- RECORDS TO PROCESS:

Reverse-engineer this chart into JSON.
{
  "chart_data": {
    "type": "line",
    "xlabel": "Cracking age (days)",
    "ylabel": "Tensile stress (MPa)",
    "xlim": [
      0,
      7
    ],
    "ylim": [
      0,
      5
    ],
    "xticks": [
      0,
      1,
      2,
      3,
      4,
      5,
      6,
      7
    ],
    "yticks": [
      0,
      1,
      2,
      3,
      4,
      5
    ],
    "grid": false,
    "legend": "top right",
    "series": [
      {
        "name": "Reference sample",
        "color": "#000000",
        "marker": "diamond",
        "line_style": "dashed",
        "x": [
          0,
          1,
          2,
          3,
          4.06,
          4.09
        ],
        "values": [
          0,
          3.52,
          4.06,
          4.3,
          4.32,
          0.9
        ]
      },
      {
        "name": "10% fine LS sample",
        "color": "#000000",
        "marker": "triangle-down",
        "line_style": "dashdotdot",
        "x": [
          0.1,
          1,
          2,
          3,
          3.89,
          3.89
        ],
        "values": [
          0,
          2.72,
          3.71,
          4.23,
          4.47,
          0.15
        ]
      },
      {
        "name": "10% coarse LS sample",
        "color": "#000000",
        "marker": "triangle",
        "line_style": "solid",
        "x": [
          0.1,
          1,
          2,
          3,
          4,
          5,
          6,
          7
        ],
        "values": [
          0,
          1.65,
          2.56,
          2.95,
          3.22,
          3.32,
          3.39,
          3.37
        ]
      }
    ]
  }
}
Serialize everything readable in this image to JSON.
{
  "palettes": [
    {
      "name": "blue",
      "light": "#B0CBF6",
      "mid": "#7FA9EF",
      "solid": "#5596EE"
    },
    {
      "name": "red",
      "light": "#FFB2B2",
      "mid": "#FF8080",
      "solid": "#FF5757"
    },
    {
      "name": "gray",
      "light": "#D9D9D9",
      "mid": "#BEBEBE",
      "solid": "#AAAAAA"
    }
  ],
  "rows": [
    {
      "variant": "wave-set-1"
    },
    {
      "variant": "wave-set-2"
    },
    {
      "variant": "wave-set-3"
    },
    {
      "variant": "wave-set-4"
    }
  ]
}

- INSTRUCTIONS TO FOLLOW: Repeat exactly the lines from the line containing "Serialize everything readable" through the end of the listing above; both boundary lines are part of the output.

- SOLUTION TO THIS PROBLEM:
Serialize everything readable in this image to JSON.
{
  "palettes": [
    {
      "name": "blue",
      "light": "#B0CBF6",
      "mid": "#7FA9EF",
      "solid": "#5596EE"
    },
    {
      "name": "red",
      "light": "#FFB2B2",
      "mid": "#FF8080",
      "solid": "#FF5757"
    },
    {
      "name": "gray",
      "light": "#D9D9D9",
      "mid": "#BEBEBE",
      "solid": "#AAAAAA"
    }
  ],
  "rows": [
    {
      "variant": "wave-set-1"
    },
    {
      "variant": "wave-set-2"
    },
    {
      "variant": "wave-set-3"
    },
    {
      "variant": "wave-set-4"
    }
  ]
}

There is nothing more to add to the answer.